- Work to be completed -
Check every line of the entries below for the word "турлари", and copy the ones that have it.

- Recorded data -
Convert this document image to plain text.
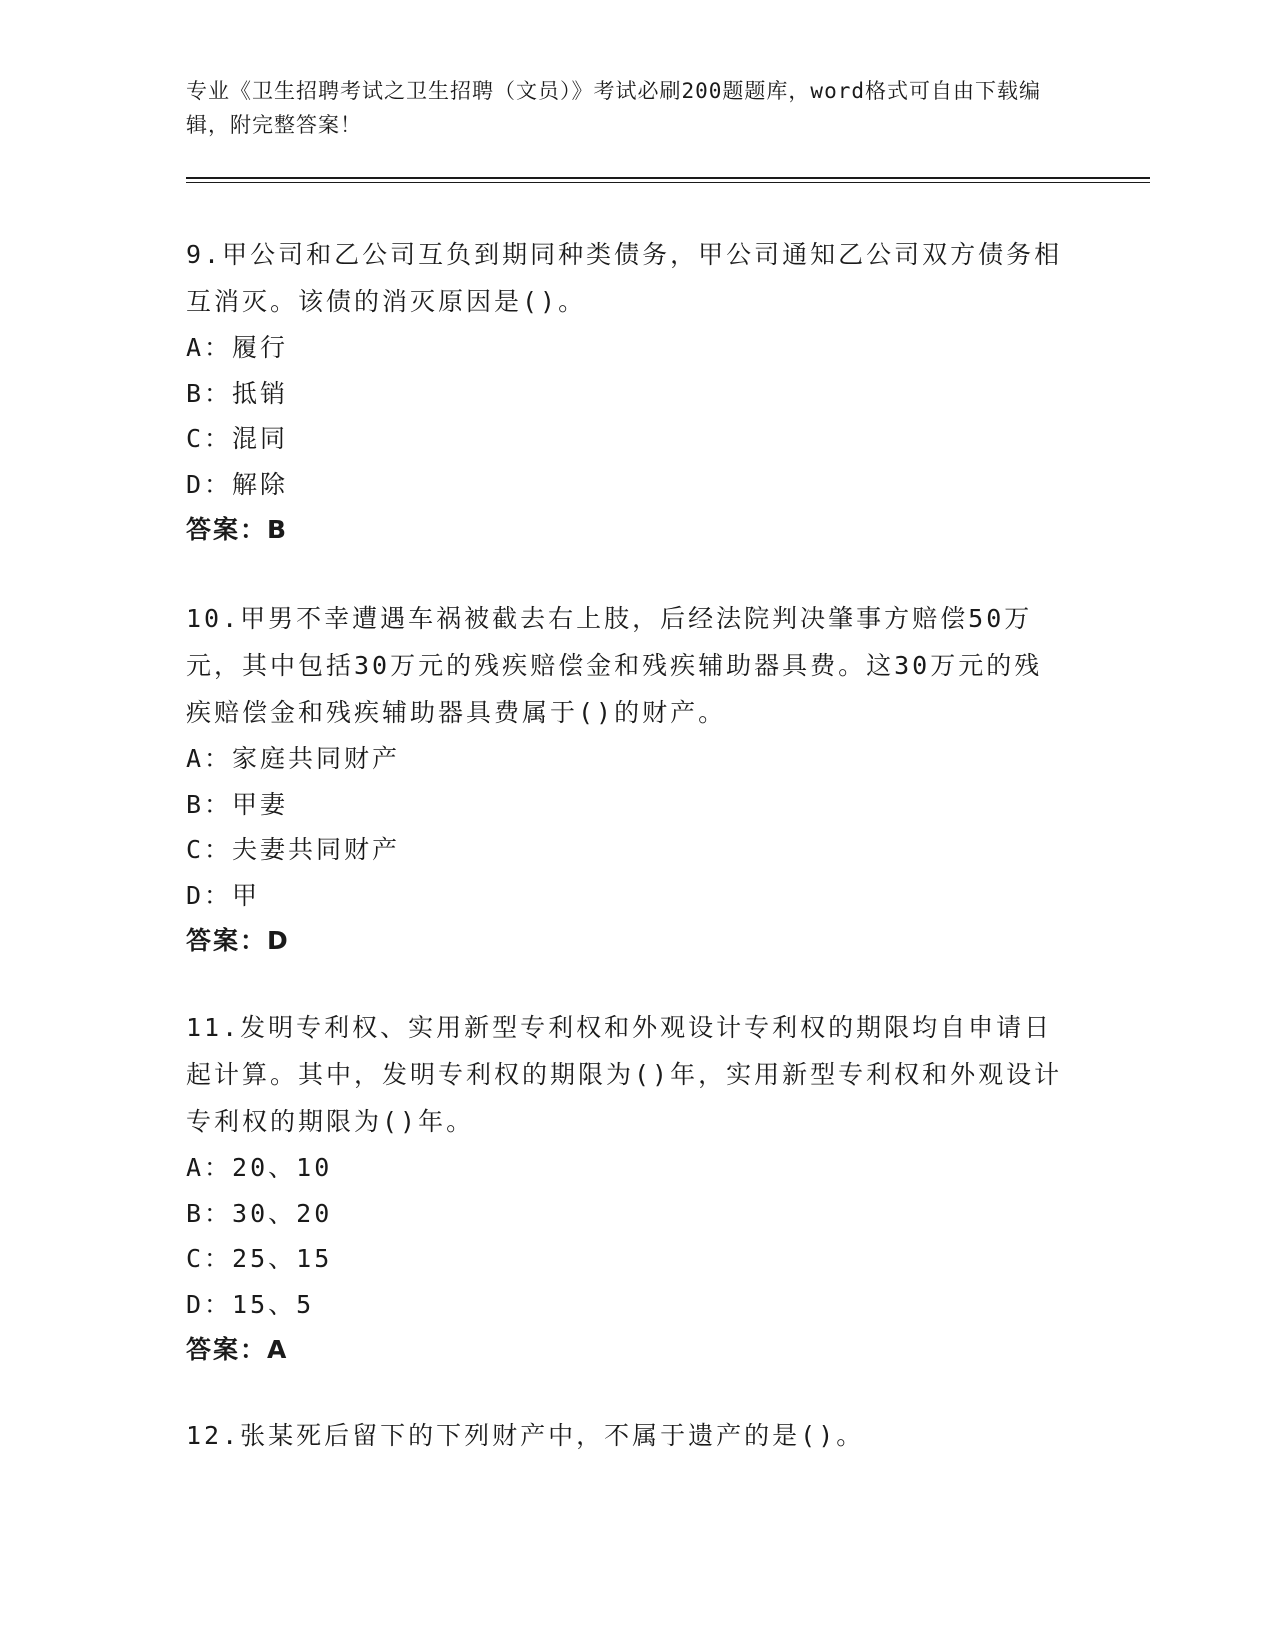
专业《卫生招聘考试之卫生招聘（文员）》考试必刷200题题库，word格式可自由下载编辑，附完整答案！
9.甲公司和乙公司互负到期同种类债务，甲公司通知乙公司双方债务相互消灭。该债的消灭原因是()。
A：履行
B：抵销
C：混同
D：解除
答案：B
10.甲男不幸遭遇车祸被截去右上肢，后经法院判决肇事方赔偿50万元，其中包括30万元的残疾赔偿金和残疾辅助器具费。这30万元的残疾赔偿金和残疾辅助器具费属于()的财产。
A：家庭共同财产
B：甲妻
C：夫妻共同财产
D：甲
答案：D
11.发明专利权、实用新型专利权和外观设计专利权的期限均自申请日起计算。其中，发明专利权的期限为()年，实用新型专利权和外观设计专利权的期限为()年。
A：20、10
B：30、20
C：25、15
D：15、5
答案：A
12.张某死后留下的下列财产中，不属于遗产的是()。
--
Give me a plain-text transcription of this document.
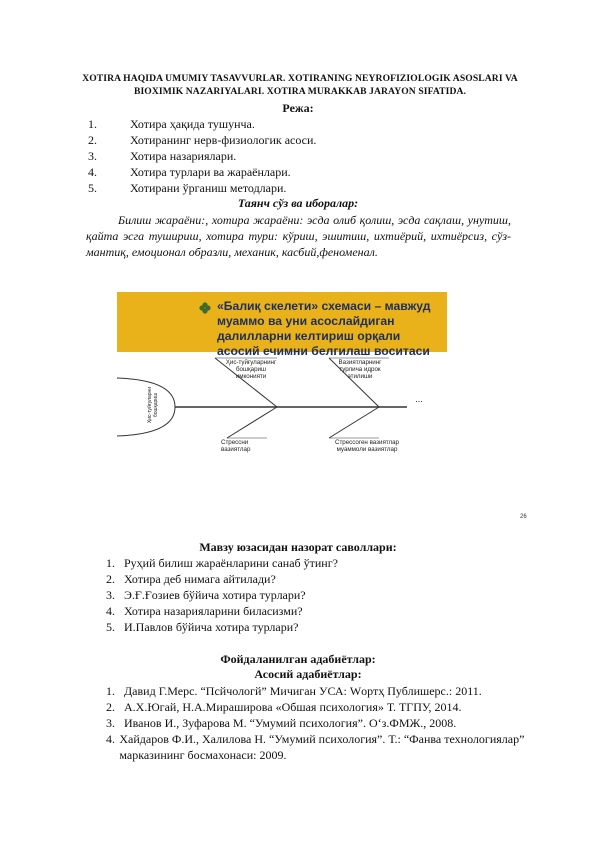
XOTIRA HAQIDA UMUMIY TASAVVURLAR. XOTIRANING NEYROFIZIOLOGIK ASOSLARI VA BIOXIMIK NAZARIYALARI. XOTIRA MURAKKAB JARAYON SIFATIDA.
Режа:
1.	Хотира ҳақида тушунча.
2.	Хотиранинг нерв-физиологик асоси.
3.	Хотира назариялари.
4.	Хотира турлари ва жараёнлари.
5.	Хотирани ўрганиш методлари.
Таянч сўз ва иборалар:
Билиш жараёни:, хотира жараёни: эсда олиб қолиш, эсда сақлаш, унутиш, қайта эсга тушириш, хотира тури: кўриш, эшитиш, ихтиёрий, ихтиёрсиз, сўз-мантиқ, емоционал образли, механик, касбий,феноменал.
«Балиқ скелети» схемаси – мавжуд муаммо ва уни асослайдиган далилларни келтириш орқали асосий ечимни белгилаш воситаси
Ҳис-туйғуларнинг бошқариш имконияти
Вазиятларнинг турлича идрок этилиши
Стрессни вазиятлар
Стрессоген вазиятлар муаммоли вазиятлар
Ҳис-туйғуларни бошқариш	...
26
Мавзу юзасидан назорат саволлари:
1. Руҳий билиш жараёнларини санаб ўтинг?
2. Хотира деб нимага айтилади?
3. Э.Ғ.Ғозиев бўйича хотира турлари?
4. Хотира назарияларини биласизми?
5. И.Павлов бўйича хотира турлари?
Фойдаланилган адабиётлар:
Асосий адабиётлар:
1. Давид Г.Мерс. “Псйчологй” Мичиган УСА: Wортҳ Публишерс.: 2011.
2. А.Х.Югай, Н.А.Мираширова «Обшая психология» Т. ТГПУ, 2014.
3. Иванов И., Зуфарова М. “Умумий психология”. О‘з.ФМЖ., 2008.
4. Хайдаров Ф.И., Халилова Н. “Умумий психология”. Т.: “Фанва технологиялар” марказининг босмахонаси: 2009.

- Answer below -
4.	Хотира турлари ва жараёнлари.
3. Э.Ғ.Ғозиев бўйича хотира турлари?
5. И.Павлов бўйича хотира турлари?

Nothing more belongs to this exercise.